**Data shown**.
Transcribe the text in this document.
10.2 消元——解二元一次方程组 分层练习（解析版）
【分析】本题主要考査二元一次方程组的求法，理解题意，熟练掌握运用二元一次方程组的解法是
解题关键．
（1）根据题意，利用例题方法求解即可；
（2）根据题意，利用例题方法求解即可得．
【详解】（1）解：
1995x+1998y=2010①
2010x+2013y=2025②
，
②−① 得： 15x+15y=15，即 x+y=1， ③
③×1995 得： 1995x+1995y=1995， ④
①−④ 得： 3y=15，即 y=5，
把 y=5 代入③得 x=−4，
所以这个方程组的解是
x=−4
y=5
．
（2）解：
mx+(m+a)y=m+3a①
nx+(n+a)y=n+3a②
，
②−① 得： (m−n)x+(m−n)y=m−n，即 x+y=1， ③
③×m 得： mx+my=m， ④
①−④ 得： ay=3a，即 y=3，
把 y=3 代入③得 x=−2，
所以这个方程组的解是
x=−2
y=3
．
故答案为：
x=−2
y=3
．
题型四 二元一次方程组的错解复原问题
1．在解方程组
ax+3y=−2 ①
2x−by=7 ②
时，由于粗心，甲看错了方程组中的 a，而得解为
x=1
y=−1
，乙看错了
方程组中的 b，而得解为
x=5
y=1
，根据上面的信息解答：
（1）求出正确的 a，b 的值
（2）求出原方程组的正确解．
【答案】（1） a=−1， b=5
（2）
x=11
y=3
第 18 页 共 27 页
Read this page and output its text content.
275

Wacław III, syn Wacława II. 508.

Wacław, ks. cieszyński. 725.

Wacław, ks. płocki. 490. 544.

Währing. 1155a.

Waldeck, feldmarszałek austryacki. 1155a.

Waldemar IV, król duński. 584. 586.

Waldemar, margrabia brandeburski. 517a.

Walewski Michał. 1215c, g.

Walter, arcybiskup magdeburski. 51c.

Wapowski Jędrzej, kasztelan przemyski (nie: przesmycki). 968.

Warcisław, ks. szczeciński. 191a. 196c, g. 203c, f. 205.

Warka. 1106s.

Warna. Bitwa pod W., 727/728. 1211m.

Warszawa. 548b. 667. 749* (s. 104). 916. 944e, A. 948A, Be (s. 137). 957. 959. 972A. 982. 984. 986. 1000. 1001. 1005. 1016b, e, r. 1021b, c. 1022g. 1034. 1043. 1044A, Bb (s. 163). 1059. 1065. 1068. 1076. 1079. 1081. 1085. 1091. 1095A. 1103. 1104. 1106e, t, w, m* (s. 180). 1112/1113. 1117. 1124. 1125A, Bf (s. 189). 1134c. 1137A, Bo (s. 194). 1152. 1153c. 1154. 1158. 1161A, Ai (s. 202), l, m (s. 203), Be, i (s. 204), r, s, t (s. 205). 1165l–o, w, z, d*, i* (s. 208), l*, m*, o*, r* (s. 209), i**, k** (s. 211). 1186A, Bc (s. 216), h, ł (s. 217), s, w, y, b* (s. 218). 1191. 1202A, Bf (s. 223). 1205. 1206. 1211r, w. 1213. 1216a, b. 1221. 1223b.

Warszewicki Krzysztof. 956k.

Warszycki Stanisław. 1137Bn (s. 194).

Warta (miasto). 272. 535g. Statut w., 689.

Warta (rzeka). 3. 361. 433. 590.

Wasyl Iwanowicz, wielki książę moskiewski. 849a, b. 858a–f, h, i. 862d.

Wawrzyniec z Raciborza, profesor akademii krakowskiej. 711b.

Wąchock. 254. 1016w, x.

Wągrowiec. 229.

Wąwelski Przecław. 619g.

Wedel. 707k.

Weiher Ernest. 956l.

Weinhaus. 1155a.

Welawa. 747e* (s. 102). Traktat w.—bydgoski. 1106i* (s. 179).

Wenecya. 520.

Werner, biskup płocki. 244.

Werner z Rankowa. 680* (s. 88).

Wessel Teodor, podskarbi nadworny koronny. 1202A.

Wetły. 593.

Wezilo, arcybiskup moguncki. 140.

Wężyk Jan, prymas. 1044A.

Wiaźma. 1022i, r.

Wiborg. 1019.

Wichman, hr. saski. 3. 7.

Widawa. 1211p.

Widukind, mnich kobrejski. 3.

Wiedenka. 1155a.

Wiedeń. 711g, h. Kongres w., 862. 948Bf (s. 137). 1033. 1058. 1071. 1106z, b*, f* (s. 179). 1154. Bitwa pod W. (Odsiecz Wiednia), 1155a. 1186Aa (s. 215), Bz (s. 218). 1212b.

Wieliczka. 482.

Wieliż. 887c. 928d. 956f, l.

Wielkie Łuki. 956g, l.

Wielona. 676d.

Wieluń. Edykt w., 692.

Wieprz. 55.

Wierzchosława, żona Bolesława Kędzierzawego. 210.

**Written exercise**.
Provide all the records again, word for word.

**Written solution**.
Transcribe the text in this document.
10.2 消元——解二元一次方程组 分层练习（解析版）
【分析】本题主要考査二元一次方程组的求法，理解题意，熟练掌握运用二元一次方程组的解法是
解题关键．
（1）根据题意，利用例题方法求解即可；
（2）根据题意，利用例题方法求解即可得．
【详解】（1）解：
1995x+1998y=2010①
2010x+2013y=2025②
，
②−① 得： 15x+15y=15，即 x+y=1， ③
③×1995 得： 1995x+1995y=1995， ④
①−④ 得： 3y=15，即 y=5，
把 y=5 代入③得 x=−4，
所以这个方程组的解是
x=−4
y=5
．
（2）解：
mx+(m+a)y=m+3a①
nx+(n+a)y=n+3a②
，
②−① 得： (m−n)x+(m−n)y=m−n，即 x+y=1， ③
③×m 得： mx+my=m， ④
①−④ 得： ay=3a，即 y=3，
把 y=3 代入③得 x=−2，
所以这个方程组的解是
x=−2
y=3
．
故答案为：
x=−2
y=3
．
题型四 二元一次方程组的错解复原问题
1．在解方程组
ax+3y=−2 ①
2x−by=7 ②
时，由于粗心，甲看错了方程组中的 a，而得解为
x=1
y=−1
，乙看错了
方程组中的 b，而得解为
x=5
y=1
，根据上面的信息解答：
（1）求出正确的 a，b 的值
（2）求出原方程组的正确解．
【答案】（1） a=−1， b=5
（2）
x=11
y=3
第 18 页 共 27 页
Read this page and output its text content.
275

Wacław III, syn Wacława II. 508.

Wacław, ks. cieszyński. 725.

Wacław, ks. płocki. 490. 544.

Währing. 1155a.

Waldeck, feldmarszałek austryacki. 1155a.

Waldemar IV, król duński. 584. 586.

Waldemar, margrabia brandeburski. 517a.

Walewski Michał. 1215c, g.

Walter, arcybiskup magdeburski. 51c.

Wapowski Jędrzej, kasztelan przemyski (nie: przesmycki). 968.

Warcisław, ks. szczeciński. 191a. 196c, g. 203c, f. 205.

Warka. 1106s.

Warna. Bitwa pod W., 727/728. 1211m.

Warszawa. 548b. 667. 749* (s. 104). 916. 944e, A. 948A, Be (s. 137). 957. 959. 972A. 982. 984. 986. 1000. 1001. 1005. 1016b, e, r. 1021b, c. 1022g. 1034. 1043. 1044A, Bb (s. 163). 1059. 1065. 1068. 1076. 1079. 1081. 1085. 1091. 1095A. 1103. 1104. 1106e, t, w, m* (s. 180). 1112/1113. 1117. 1124. 1125A, Bf (s. 189). 1134c. 1137A, Bo (s. 194). 1152. 1153c. 1154. 1158. 1161A, Ai (s. 202), l, m (s. 203), Be, i (s. 204), r, s, t (s. 205). 1165l–o, w, z, d*, i* (s. 208), l*, m*, o*, r* (s. 209), i**, k** (s. 211). 1186A, Bc (s. 216), h, ł (s. 217), s, w, y, b* (s. 218). 1191. 1202A, Bf (s. 223). 1205. 1206. 1211r, w. 1213. 1216a, b. 1221. 1223b.

Warszewicki Krzysztof. 956k.

Warszycki Stanisław. 1137Bn (s. 194).

Warta (miasto). 272. 535g. Statut w., 689.

Warta (rzeka). 3. 361. 433. 590.

Wasyl Iwanowicz, wielki książę moskiewski. 849a, b. 858a–f, h, i. 862d.

Wawrzyniec z Raciborza, profesor akademii krakowskiej. 711b.

Wąchock. 254. 1016w, x.

Wągrowiec. 229.

Wąwelski Przecław. 619g.

Wedel. 707k.

Weiher Ernest. 956l.

Weinhaus. 1155a.

Welawa. 747e* (s. 102). Traktat w.—bydgoski. 1106i* (s. 179).

Wenecya. 520.

Werner, biskup płocki. 244.

Werner z Rankowa. 680* (s. 88).

Wessel Teodor, podskarbi nadworny koronny. 1202A.

Wetły. 593.

Wezilo, arcybiskup moguncki. 140.

Wężyk Jan, prymas. 1044A.

Wiaźma. 1022i, r.

Wiborg. 1019.

Wichman, hr. saski. 3. 7.

Widawa. 1211p.

Widukind, mnich kobrejski. 3.

Wiedenka. 1155a.

Wiedeń. 711g, h. Kongres w., 862. 948Bf (s. 137). 1033. 1058. 1071. 1106z, b*, f* (s. 179). 1154. Bitwa pod W. (Odsiecz Wiednia), 1155a. 1186Aa (s. 215), Bz (s. 218). 1212b.

Wieliczka. 482.

Wieliż. 887c. 928d. 956f, l.

Wielkie Łuki. 956g, l.

Wielona. 676d.

Wieluń. Edykt w., 692.

Wieprz. 55.

Wierzchosława, żona Bolesława Kędzierzawego. 210.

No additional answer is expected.